- _RECORDS TO USE_:
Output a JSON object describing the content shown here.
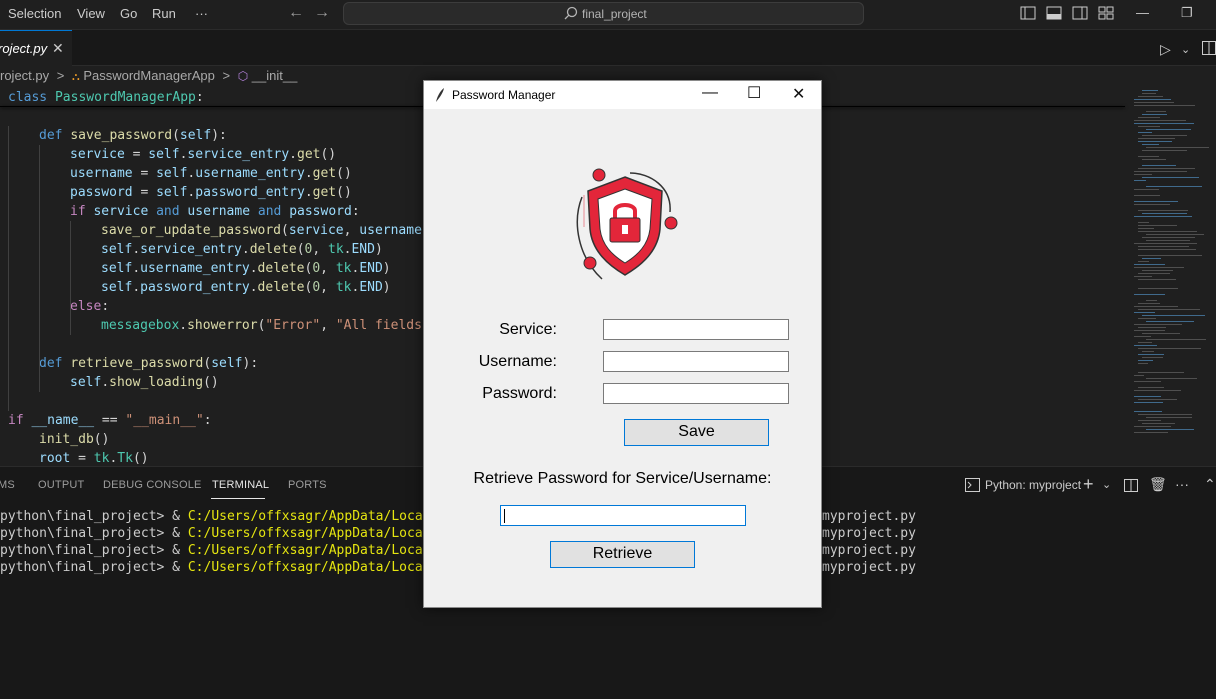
{
  "titlebar": {
    "menu": [
      "Selection",
      "View",
      "Go",
      "Run",
      "···"
    ],
    "search_text": "final_project",
    "window_controls": {
      "minimize": "—",
      "restore": "❐"
    }
  },
  "tab": {
    "label": "roject.py",
    "close": "✕"
  },
  "breadcrumb": {
    "file": "roject.py",
    "sep1": ">",
    "class": "PasswordManagerApp",
    "sep2": ">",
    "method": "__init__"
  },
  "code_lines": [
    {
      "indent": 0,
      "tokens": [
        {
          "t": "class ",
          "c": "kw"
        },
        {
          "t": "PasswordManagerApp",
          "c": "cls"
        },
        {
          "t": ":",
          "c": "plain"
        }
      ]
    },
    {
      "indent": 0,
      "tokens": []
    },
    {
      "indent": 1,
      "tokens": [
        {
          "t": "def ",
          "c": "kw"
        },
        {
          "t": "save_password",
          "c": "fn"
        },
        {
          "t": "(",
          "c": "plain"
        },
        {
          "t": "self",
          "c": "var"
        },
        {
          "t": "):",
          "c": "plain"
        }
      ]
    },
    {
      "indent": 2,
      "tokens": [
        {
          "t": "service",
          "c": "var"
        },
        {
          "t": " = ",
          "c": "plain"
        },
        {
          "t": "self",
          "c": "var"
        },
        {
          "t": ".",
          "c": "plain"
        },
        {
          "t": "service_entry",
          "c": "var"
        },
        {
          "t": ".",
          "c": "plain"
        },
        {
          "t": "get",
          "c": "fn"
        },
        {
          "t": "()",
          "c": "plain"
        }
      ]
    },
    {
      "indent": 2,
      "tokens": [
        {
          "t": "username",
          "c": "var"
        },
        {
          "t": " = ",
          "c": "plain"
        },
        {
          "t": "self",
          "c": "var"
        },
        {
          "t": ".",
          "c": "plain"
        },
        {
          "t": "username_entry",
          "c": "var"
        },
        {
          "t": ".",
          "c": "plain"
        },
        {
          "t": "get",
          "c": "fn"
        },
        {
          "t": "()",
          "c": "plain"
        }
      ]
    },
    {
      "indent": 2,
      "tokens": [
        {
          "t": "password",
          "c": "var"
        },
        {
          "t": " = ",
          "c": "plain"
        },
        {
          "t": "self",
          "c": "var"
        },
        {
          "t": ".",
          "c": "plain"
        },
        {
          "t": "password_entry",
          "c": "var"
        },
        {
          "t": ".",
          "c": "plain"
        },
        {
          "t": "get",
          "c": "fn"
        },
        {
          "t": "()",
          "c": "plain"
        }
      ]
    },
    {
      "indent": 2,
      "tokens": [
        {
          "t": "if ",
          "c": "kw2"
        },
        {
          "t": "service",
          "c": "var"
        },
        {
          "t": " and ",
          "c": "kw"
        },
        {
          "t": "username",
          "c": "var"
        },
        {
          "t": " and ",
          "c": "kw"
        },
        {
          "t": "password",
          "c": "var"
        },
        {
          "t": ":",
          "c": "plain"
        }
      ]
    },
    {
      "indent": 3,
      "tokens": [
        {
          "t": "save_or_update_password",
          "c": "fn"
        },
        {
          "t": "(",
          "c": "plain"
        },
        {
          "t": "service",
          "c": "var"
        },
        {
          "t": ", ",
          "c": "plain"
        },
        {
          "t": "username",
          "c": "var"
        },
        {
          "t": ",",
          "c": "plain"
        }
      ]
    },
    {
      "indent": 3,
      "tokens": [
        {
          "t": "self",
          "c": "var"
        },
        {
          "t": ".",
          "c": "plain"
        },
        {
          "t": "service_entry",
          "c": "var"
        },
        {
          "t": ".",
          "c": "plain"
        },
        {
          "t": "delete",
          "c": "fn"
        },
        {
          "t": "(",
          "c": "plain"
        },
        {
          "t": "0",
          "c": "num"
        },
        {
          "t": ", ",
          "c": "plain"
        },
        {
          "t": "tk",
          "c": "cls"
        },
        {
          "t": ".",
          "c": "plain"
        },
        {
          "t": "END",
          "c": "var"
        },
        {
          "t": ")",
          "c": "plain"
        }
      ]
    },
    {
      "indent": 3,
      "tokens": [
        {
          "t": "self",
          "c": "var"
        },
        {
          "t": ".",
          "c": "plain"
        },
        {
          "t": "username_entry",
          "c": "var"
        },
        {
          "t": ".",
          "c": "plain"
        },
        {
          "t": "delete",
          "c": "fn"
        },
        {
          "t": "(",
          "c": "plain"
        },
        {
          "t": "0",
          "c": "num"
        },
        {
          "t": ", ",
          "c": "plain"
        },
        {
          "t": "tk",
          "c": "cls"
        },
        {
          "t": ".",
          "c": "plain"
        },
        {
          "t": "END",
          "c": "var"
        },
        {
          "t": ")",
          "c": "plain"
        }
      ]
    },
    {
      "indent": 3,
      "tokens": [
        {
          "t": "self",
          "c": "var"
        },
        {
          "t": ".",
          "c": "plain"
        },
        {
          "t": "password_entry",
          "c": "var"
        },
        {
          "t": ".",
          "c": "plain"
        },
        {
          "t": "delete",
          "c": "fn"
        },
        {
          "t": "(",
          "c": "plain"
        },
        {
          "t": "0",
          "c": "num"
        },
        {
          "t": ", ",
          "c": "plain"
        },
        {
          "t": "tk",
          "c": "cls"
        },
        {
          "t": ".",
          "c": "plain"
        },
        {
          "t": "END",
          "c": "var"
        },
        {
          "t": ")",
          "c": "plain"
        }
      ]
    },
    {
      "indent": 2,
      "tokens": [
        {
          "t": "else",
          "c": "kw2"
        },
        {
          "t": ":",
          "c": "plain"
        }
      ]
    },
    {
      "indent": 3,
      "tokens": [
        {
          "t": "messagebox",
          "c": "cls"
        },
        {
          "t": ".",
          "c": "plain"
        },
        {
          "t": "showerror",
          "c": "fn"
        },
        {
          "t": "(",
          "c": "plain"
        },
        {
          "t": "\"Error\"",
          "c": "str"
        },
        {
          "t": ", ",
          "c": "plain"
        },
        {
          "t": "\"All fields",
          "c": "str"
        }
      ]
    },
    {
      "indent": 0,
      "tokens": []
    },
    {
      "indent": 1,
      "tokens": [
        {
          "t": "def ",
          "c": "kw"
        },
        {
          "t": "retrieve_password",
          "c": "fn"
        },
        {
          "t": "(",
          "c": "plain"
        },
        {
          "t": "self",
          "c": "var"
        },
        {
          "t": "):",
          "c": "plain"
        }
      ]
    },
    {
      "indent": 2,
      "tokens": [
        {
          "t": "self",
          "c": "var"
        },
        {
          "t": ".",
          "c": "plain"
        },
        {
          "t": "show_loading",
          "c": "fn"
        },
        {
          "t": "()",
          "c": "plain"
        }
      ]
    },
    {
      "indent": 0,
      "tokens": []
    },
    {
      "indent": 0,
      "tokens": [
        {
          "t": "if ",
          "c": "kw2"
        },
        {
          "t": "__name__",
          "c": "var"
        },
        {
          "t": " == ",
          "c": "plain"
        },
        {
          "t": "\"__main__\"",
          "c": "str"
        },
        {
          "t": ":",
          "c": "plain"
        }
      ]
    },
    {
      "indent": 1,
      "tokens": [
        {
          "t": "init_db",
          "c": "fn"
        },
        {
          "t": "()",
          "c": "plain"
        }
      ]
    },
    {
      "indent": 1,
      "tokens": [
        {
          "t": "root",
          "c": "var"
        },
        {
          "t": " = ",
          "c": "plain"
        },
        {
          "t": "tk",
          "c": "cls"
        },
        {
          "t": ".",
          "c": "plain"
        },
        {
          "t": "Tk",
          "c": "cls"
        },
        {
          "t": "()",
          "c": "plain"
        }
      ]
    }
  ],
  "panel": {
    "tabs": [
      "MS",
      "OUTPUT",
      "DEBUG CONSOLE",
      "TERMINAL",
      "PORTS"
    ],
    "terminal_label": "Python: myproject",
    "prompt": "python\\final_project> & ",
    "path": "C:/Users/offxsagr/AppData/Local/Prog",
    "tail": "myproject.py",
    "line_count": 4
  },
  "tkwindow": {
    "title": "Password Manager",
    "minimize": "—",
    "maximize": "☐",
    "close": "✕",
    "service_label": "Service:",
    "username_label": "Username:",
    "password_label": "Password:",
    "save_button": "Save",
    "retrieve_prompt": "Retrieve Password for Service/Username:",
    "retrieve_button": "Retrieve",
    "service_value": "",
    "username_value": "",
    "password_value": "",
    "retrieve_value": ""
  },
  "colors": {
    "accent": "#0078d4",
    "shield_red": "#e3263a",
    "terminal_path": "#e5e510"
  }
}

- _EXERCISE PROMPT_: Search the data for "myproject". Copy every line that has it.

- _TASK ANSWER_:
    "terminal_label": "Python: myproject",
    "tail": "myproject.py",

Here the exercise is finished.